Data items
┌──
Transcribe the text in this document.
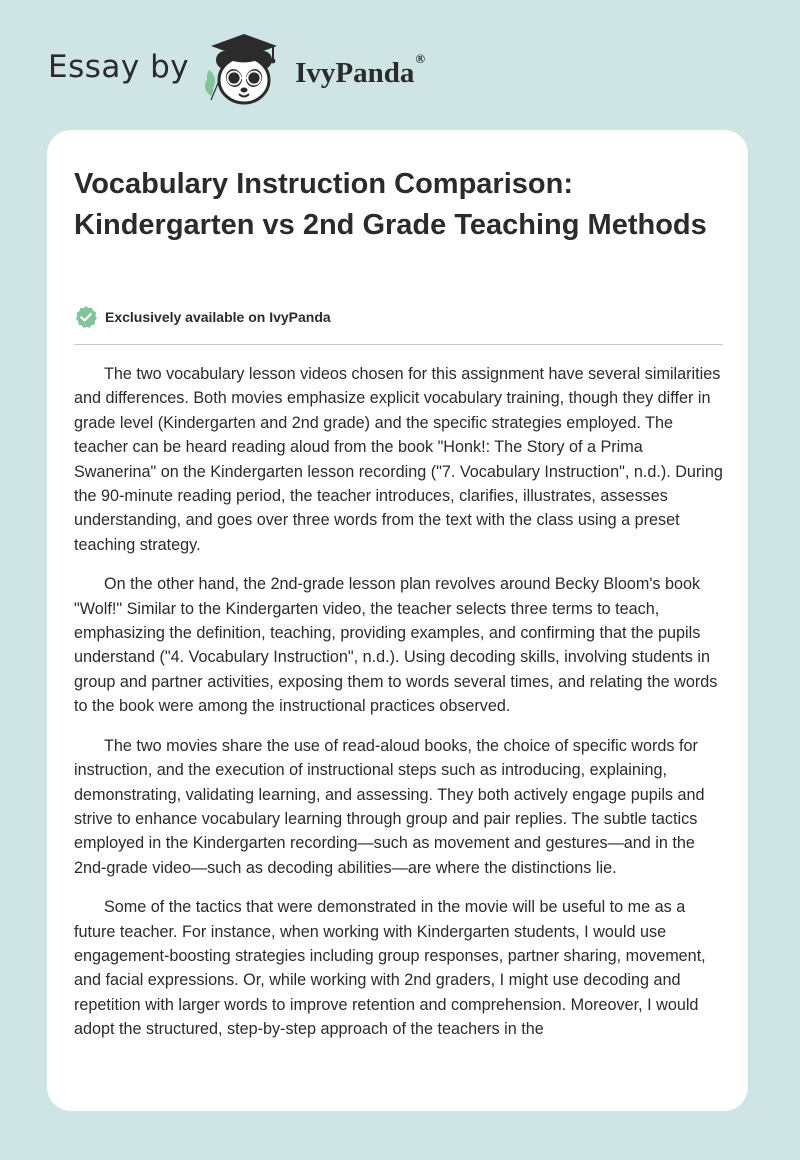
Essay by	IvyPanda®
Vocabulary Instruction Comparison: Kindergarten vs 2nd Grade Teaching Methods
Exclusively available on IvyPanda

The two vocabulary lesson videos chosen for this assignment have several similarities and differences. Both movies emphasize explicit vocabulary training, though they differ in grade level (Kindergarten and 2nd grade) and the specific strategies employed. The teacher can be heard reading aloud from the book "Honk!: The Story of a Prima Swanerina" on the Kindergarten lesson recording ("7. Vocabulary Instruction", n.d.). During the 90-minute reading period, the teacher introduces, clarifies, illustrates, assesses understanding, and goes over three words from the text with the class using a preset teaching strategy.

On the other hand, the 2nd-grade lesson plan revolves around Becky Bloom's book "Wolf!" Similar to the Kindergarten video, the teacher selects three terms to teach, emphasizing the definition, teaching, providing examples, and confirming that the pupils understand ("4. Vocabulary Instruction", n.d.). Using decoding skills, involving students in group and partner activities, exposing them to words several times, and relating the words to the book were among the instructional practices observed.

The two movies share the use of read-aloud books, the choice of specific words for instruction, and the execution of instructional steps such as introducing, explaining, demonstrating, validating learning, and assessing. They both actively engage pupils and strive to enhance vocabulary learning through group and pair replies. The subtle tactics employed in the Kindergarten recording—such as movement and gestures—and in the 2nd-grade video—such as decoding abilities—are where the distinctions lie.

Some of the tactics that were demonstrated in the movie will be useful to me as a future teacher. For instance, when working with Kindergarten students, I would use engagement-boosting strategies including group responses, partner sharing, movement, and facial expressions. Or, while working with 2nd graders, I might use decoding and repetition with larger words to improve retention and comprehension. Moreover, I would adopt the structured, step-by-step approach of the teachers in the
└──
EXERCISE
Transcribe the full listing character for character. Pictures are excluded.

TASK RESPONSE
Transcribe the text in this document.
Essay by	IvyPanda®
Vocabulary Instruction Comparison: Kindergarten vs 2nd Grade Teaching Methods
Exclusively available on IvyPanda

The two vocabulary lesson videos chosen for this assignment have several similarities and differences. Both movies emphasize explicit vocabulary training, though they differ in grade level (Kindergarten and 2nd grade) and the specific strategies employed. The teacher can be heard reading aloud from the book "Honk!: The Story of a Prima Swanerina" on the Kindergarten lesson recording ("7. Vocabulary Instruction", n.d.). During the 90-minute reading period, the teacher introduces, clarifies, illustrates, assesses understanding, and goes over three words from the text with the class using a preset teaching strategy.

On the other hand, the 2nd-grade lesson plan revolves around Becky Bloom's book "Wolf!" Similar to the Kindergarten video, the teacher selects three terms to teach, emphasizing the definition, teaching, providing examples, and confirming that the pupils understand ("4. Vocabulary Instruction", n.d.). Using decoding skills, involving students in group and partner activities, exposing them to words several times, and relating the words to the book were among the instructional practices observed.

The two movies share the use of read-aloud books, the choice of specific words for instruction, and the execution of instructional steps such as introducing, explaining, demonstrating, validating learning, and assessing. They both actively engage pupils and strive to enhance vocabulary learning through group and pair replies. The subtle tactics employed in the Kindergarten recording—such as movement and gestures—and in the 2nd-grade video—such as decoding abilities—are where the distinctions lie.

Some of the tactics that were demonstrated in the movie will be useful to me as a future teacher. For instance, when working with Kindergarten students, I would use engagement-boosting strategies including group responses, partner sharing, movement, and facial expressions. Or, while working with 2nd graders, I might use decoding and repetition with larger words to improve retention and comprehension. Moreover, I would adopt the structured, step-by-step approach of the teachers in the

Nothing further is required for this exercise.